■ **DIRECTIONS**
Transcribe all the entries word for word, but omit the images.

>> Start LISTED ENTRIES

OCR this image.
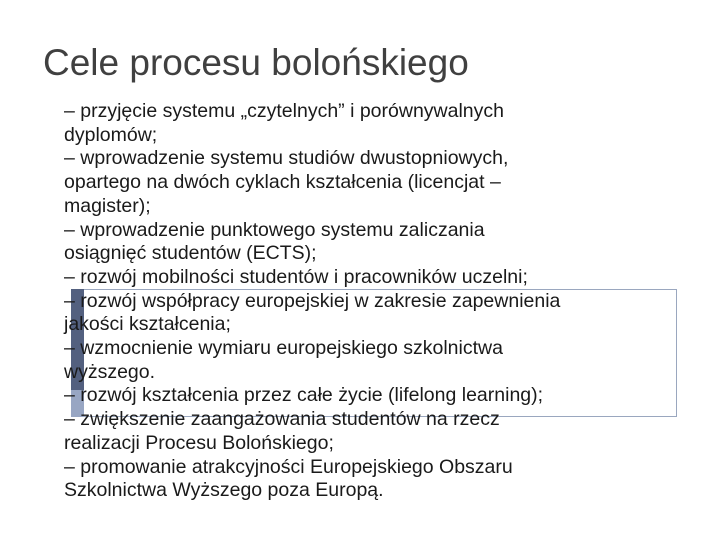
Cele procesu bolońskiego
– przyjęcie systemu „czytelnych” i porównywalnych
dyplomów;
– wprowadzenie systemu studiów dwustopniowych,
opartego na dwóch cyklach kształcenia (licencjat –
magister);
– wprowadzenie punktowego systemu zaliczania
osiągnięć studentów (ECTS);
– rozwój mobilności studentów i pracowników uczelni;
– rozwój współpracy europejskiej w zakresie zapewnienia
jakości kształcenia;
– wzmocnienie wymiaru europejskiego szkolnictwa
wyższego.
– rozwój kształcenia przez całe życie (lifelong learning);
– zwiększenie zaangażowania studentów na rzecz
realizacji Procesu Bolońskiego;
– promowanie atrakcyjności Europejskiego Obszaru
Szkolnictwa Wyższego poza Europą.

>> End LISTED ENTRIES

■ **FINISHED ANSWER**
OCR this image.
Cele procesu bolońskiego
– przyjęcie systemu „czytelnych” i porównywalnych
dyplomów;
– wprowadzenie systemu studiów dwustopniowych,
opartego na dwóch cyklach kształcenia (licencjat –
magister);
– wprowadzenie punktowego systemu zaliczania
osiągnięć studentów (ECTS);
– rozwój mobilności studentów i pracowników uczelni;
– rozwój współpracy europejskiej w zakresie zapewnienia
jakości kształcenia;
– wzmocnienie wymiaru europejskiego szkolnictwa
wyższego.
– rozwój kształcenia przez całe życie (lifelong learning);
– zwiększenie zaangażowania studentów na rzecz
realizacji Procesu Bolońskiego;
– promowanie atrakcyjności Europejskiego Obszaru
Szkolnictwa Wyższego poza Europą.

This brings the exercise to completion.